* **EXERCISE PROMPT**: Copy out the rows below verbatim, covering only the stretch from the line containing "Annotate this image: element" through the line containing "legend-swatch-dashed bbox=[654, 573, 708, 577]".

* BEGIN EXCERPTED RECORDS *

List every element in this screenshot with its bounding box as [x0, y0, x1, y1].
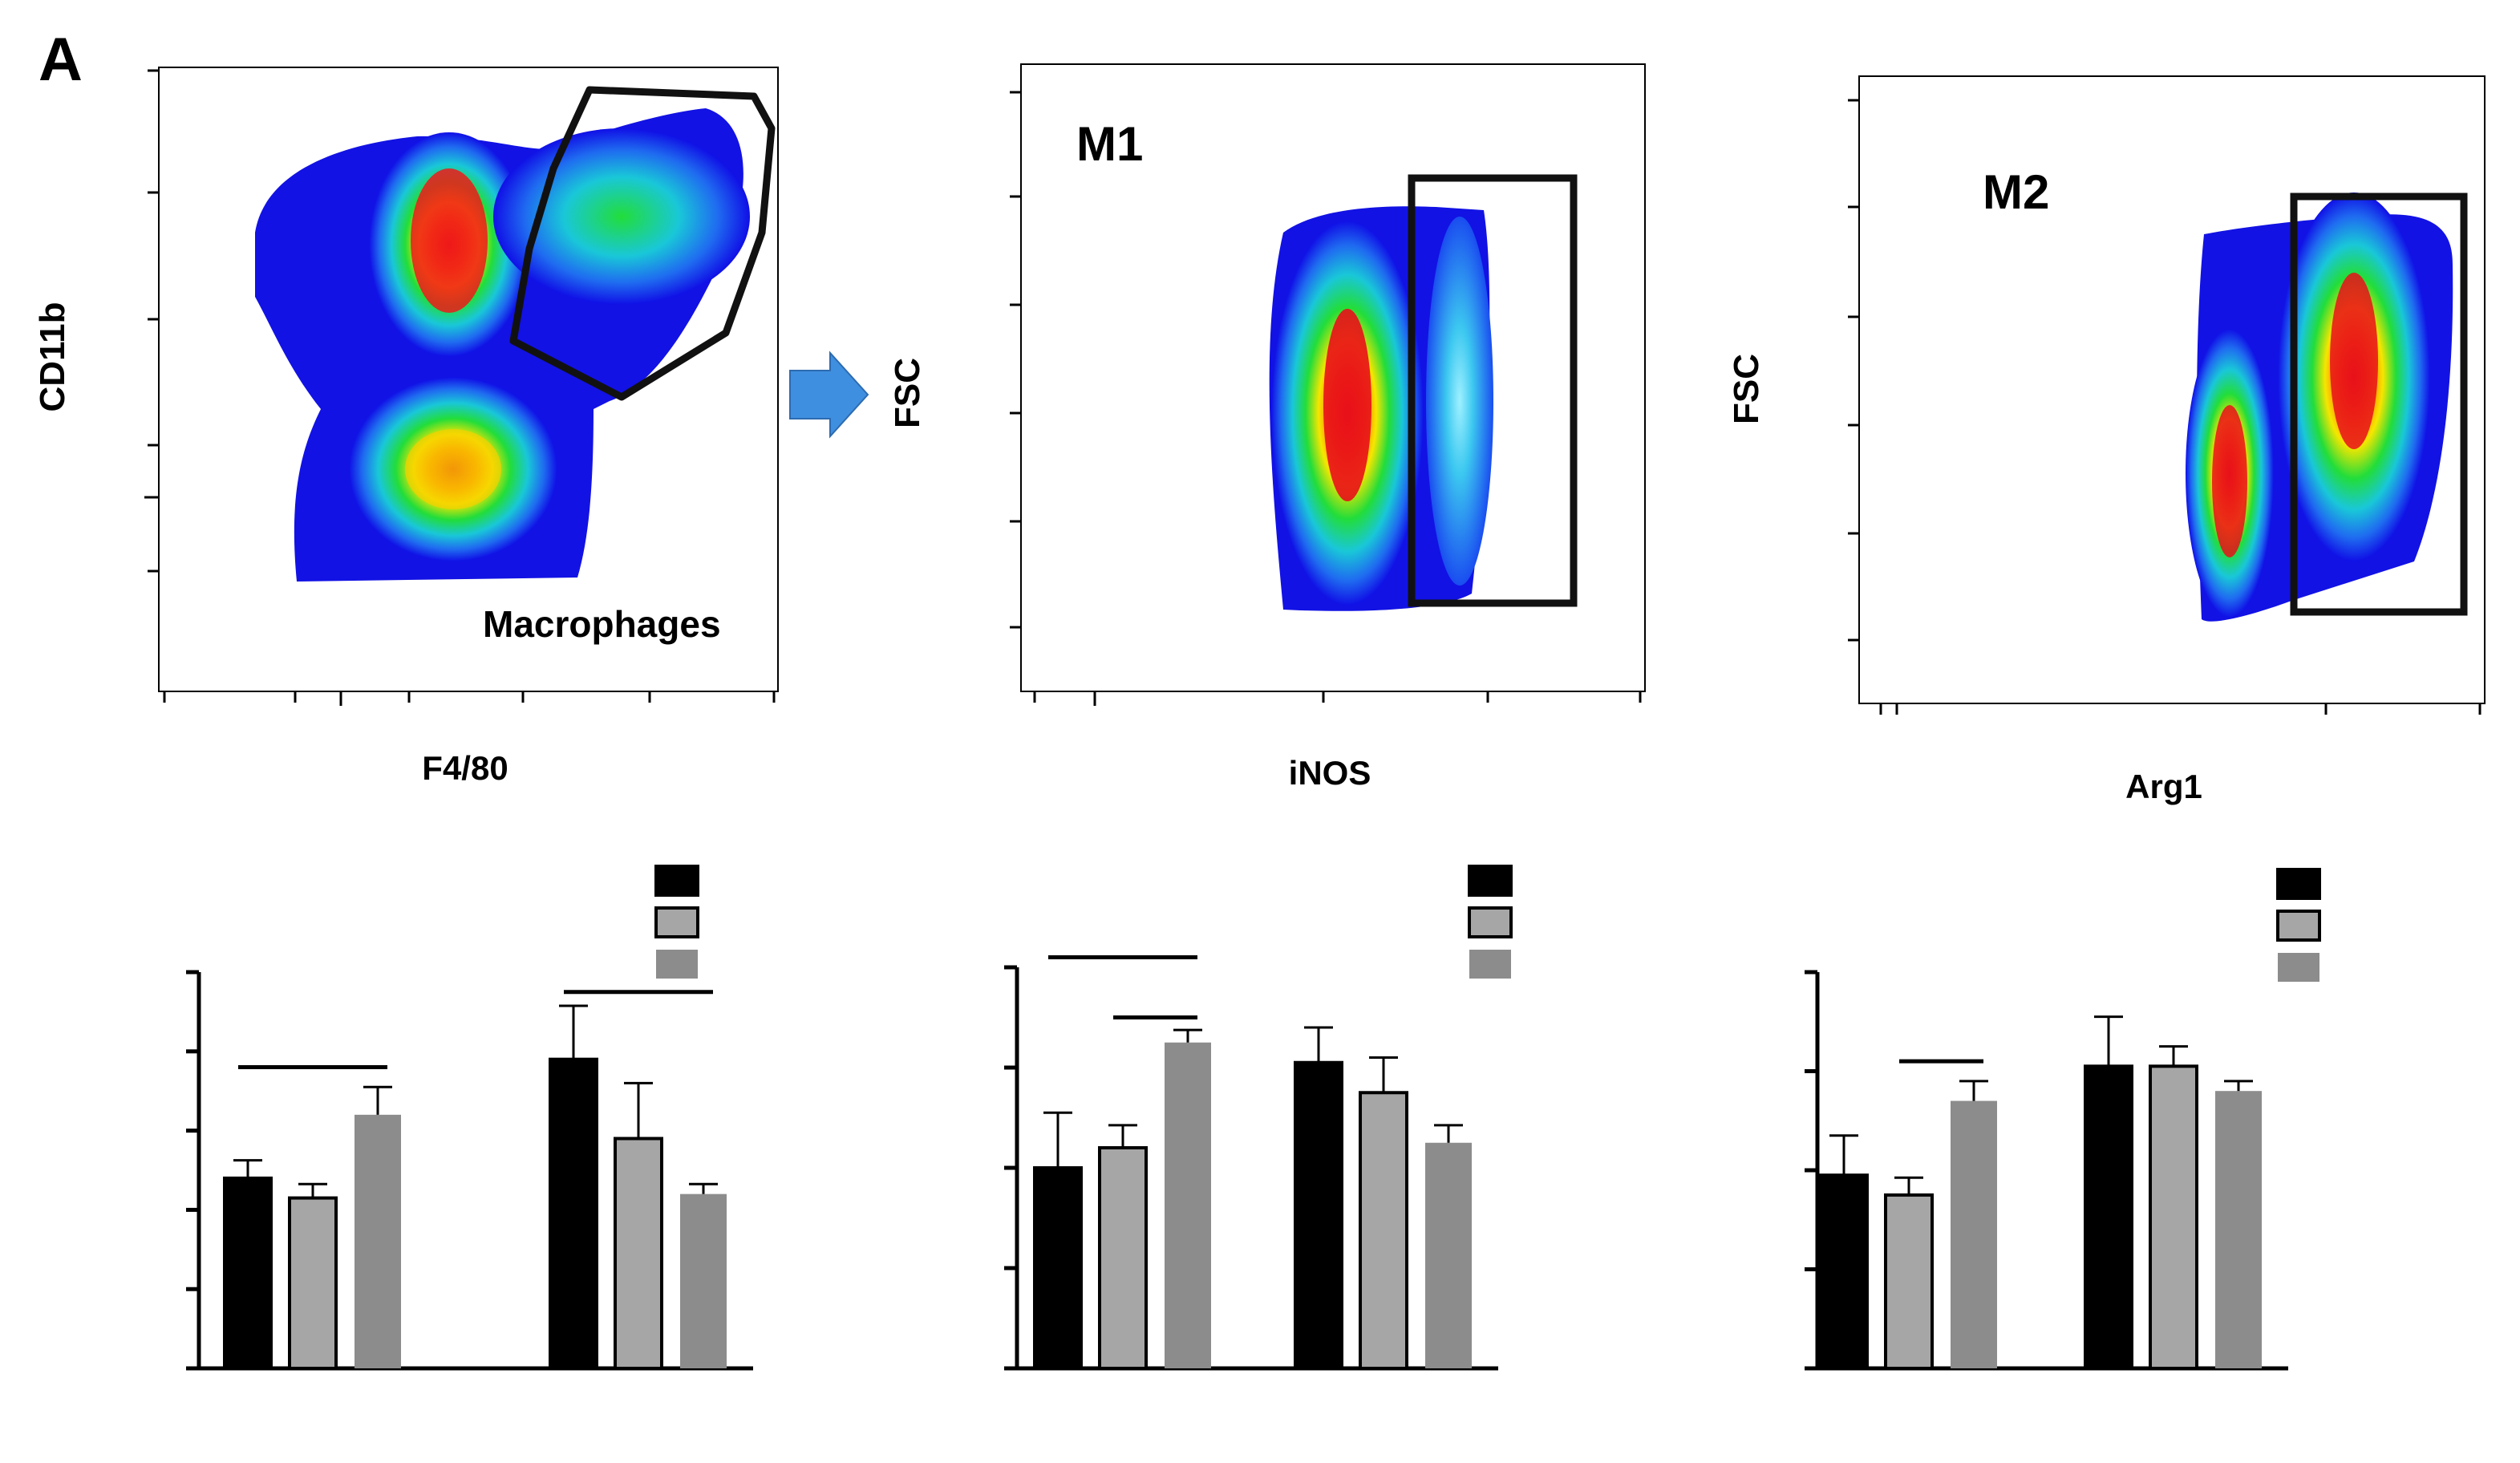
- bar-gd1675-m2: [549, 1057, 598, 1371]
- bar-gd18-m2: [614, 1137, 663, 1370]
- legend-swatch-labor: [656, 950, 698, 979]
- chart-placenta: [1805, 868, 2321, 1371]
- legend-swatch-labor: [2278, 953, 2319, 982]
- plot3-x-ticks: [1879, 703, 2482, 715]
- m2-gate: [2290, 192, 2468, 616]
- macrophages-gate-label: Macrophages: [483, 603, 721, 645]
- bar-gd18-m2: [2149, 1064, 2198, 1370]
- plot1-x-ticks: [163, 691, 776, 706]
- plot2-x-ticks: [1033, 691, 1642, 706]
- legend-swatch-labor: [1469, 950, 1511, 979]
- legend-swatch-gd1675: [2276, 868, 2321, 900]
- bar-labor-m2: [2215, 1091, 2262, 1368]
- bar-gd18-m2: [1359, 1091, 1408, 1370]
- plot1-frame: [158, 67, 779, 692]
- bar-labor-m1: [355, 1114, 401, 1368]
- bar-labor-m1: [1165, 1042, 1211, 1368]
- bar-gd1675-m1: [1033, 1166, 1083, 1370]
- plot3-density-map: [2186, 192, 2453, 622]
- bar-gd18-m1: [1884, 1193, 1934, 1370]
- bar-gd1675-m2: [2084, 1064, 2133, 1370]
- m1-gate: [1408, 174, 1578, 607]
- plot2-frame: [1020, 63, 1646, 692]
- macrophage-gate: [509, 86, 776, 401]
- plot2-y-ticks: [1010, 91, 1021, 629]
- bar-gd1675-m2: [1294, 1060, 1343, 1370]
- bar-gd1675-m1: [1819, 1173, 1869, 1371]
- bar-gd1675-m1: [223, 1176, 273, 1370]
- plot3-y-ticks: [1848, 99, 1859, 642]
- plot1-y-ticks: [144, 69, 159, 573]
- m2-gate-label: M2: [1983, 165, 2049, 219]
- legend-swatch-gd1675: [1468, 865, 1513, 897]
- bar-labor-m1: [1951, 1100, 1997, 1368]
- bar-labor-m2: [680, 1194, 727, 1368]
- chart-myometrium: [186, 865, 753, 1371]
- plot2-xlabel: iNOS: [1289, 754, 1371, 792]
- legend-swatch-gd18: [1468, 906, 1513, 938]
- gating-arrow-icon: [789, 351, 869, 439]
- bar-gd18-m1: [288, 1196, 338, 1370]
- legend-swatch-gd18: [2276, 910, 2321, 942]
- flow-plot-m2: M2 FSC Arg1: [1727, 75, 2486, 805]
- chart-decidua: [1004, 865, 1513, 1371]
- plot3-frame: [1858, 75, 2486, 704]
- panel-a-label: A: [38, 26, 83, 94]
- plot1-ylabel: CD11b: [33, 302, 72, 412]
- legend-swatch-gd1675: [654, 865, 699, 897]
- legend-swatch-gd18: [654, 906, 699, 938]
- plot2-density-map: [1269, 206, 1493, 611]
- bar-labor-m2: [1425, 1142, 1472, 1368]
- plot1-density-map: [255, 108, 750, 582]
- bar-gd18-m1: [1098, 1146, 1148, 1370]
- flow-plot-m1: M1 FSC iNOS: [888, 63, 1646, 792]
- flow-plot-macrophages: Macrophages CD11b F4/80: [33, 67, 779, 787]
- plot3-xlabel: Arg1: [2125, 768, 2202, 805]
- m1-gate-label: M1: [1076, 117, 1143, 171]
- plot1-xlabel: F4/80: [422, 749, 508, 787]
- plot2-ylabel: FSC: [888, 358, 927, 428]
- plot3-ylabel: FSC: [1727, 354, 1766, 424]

* END EXCERPTED RECORDS *
* BEGIN EXCERPTED RECORDS *

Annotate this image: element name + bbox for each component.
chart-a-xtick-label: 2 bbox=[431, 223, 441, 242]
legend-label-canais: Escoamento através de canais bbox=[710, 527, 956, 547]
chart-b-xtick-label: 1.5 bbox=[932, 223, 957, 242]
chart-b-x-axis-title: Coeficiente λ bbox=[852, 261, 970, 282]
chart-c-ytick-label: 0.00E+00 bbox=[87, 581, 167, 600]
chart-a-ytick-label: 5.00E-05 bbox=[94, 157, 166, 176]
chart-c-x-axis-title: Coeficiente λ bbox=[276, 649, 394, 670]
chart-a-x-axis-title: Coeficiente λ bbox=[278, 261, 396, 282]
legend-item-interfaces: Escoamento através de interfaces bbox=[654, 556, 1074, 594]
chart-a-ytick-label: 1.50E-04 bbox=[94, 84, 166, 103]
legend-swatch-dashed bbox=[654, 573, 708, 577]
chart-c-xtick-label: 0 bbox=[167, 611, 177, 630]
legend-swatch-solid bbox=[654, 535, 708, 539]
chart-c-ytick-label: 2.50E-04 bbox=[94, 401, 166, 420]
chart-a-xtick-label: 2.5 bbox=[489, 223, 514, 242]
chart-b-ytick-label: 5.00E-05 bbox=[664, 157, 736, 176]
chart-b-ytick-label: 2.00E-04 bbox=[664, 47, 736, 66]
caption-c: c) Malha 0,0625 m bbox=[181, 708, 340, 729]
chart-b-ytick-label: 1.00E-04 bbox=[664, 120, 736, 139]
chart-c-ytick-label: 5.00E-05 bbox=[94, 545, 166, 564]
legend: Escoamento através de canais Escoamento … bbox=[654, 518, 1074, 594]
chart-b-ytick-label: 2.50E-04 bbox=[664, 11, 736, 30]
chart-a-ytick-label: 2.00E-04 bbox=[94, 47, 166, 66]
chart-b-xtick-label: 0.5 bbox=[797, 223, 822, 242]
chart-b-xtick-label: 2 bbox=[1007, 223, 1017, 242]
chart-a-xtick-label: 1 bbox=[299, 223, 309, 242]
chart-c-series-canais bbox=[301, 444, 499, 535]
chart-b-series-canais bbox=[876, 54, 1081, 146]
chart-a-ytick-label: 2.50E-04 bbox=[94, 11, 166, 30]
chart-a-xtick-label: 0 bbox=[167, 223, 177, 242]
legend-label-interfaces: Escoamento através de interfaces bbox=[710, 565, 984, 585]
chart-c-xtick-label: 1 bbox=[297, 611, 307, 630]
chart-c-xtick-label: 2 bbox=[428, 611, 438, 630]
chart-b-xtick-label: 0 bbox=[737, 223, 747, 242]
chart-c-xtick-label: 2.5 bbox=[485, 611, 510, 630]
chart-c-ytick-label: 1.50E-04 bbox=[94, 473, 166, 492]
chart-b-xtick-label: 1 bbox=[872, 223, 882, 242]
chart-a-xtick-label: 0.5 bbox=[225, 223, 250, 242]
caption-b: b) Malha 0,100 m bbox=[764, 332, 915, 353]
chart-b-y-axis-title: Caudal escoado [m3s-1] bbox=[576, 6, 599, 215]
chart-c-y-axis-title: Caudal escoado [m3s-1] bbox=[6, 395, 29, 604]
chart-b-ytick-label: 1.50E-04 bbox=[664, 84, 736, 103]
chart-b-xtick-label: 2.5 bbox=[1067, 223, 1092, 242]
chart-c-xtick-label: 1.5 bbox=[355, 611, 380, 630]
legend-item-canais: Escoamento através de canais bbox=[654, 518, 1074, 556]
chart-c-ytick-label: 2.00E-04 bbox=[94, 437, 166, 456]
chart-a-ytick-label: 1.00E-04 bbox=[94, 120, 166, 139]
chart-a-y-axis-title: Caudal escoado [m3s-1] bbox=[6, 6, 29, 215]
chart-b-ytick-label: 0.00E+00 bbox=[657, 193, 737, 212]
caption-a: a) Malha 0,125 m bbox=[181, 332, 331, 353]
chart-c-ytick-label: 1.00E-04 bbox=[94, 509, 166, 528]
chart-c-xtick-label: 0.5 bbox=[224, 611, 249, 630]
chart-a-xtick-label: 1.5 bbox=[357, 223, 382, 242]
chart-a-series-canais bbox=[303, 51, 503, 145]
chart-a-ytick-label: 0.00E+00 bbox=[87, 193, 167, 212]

* END EXCERPTED RECORDS *

* **ANSWER TO THE EXERCISE**:
Annotate this image: element name + bbox for each component.
chart-a-xtick-label: 2 bbox=[431, 223, 441, 242]
legend-label-canais: Escoamento através de canais bbox=[710, 527, 956, 547]
chart-b-xtick-label: 1.5 bbox=[932, 223, 957, 242]
chart-b-x-axis-title: Coeficiente λ bbox=[852, 261, 970, 282]
chart-c-ytick-label: 0.00E+00 bbox=[87, 581, 167, 600]
chart-a-ytick-label: 5.00E-05 bbox=[94, 157, 166, 176]
chart-c-x-axis-title: Coeficiente λ bbox=[276, 649, 394, 670]
chart-a-x-axis-title: Coeficiente λ bbox=[278, 261, 396, 282]
legend-item-interfaces: Escoamento através de interfaces bbox=[654, 556, 1074, 594]
chart-a-ytick-label: 1.50E-04 bbox=[94, 84, 166, 103]
legend-swatch-dashed bbox=[654, 573, 708, 577]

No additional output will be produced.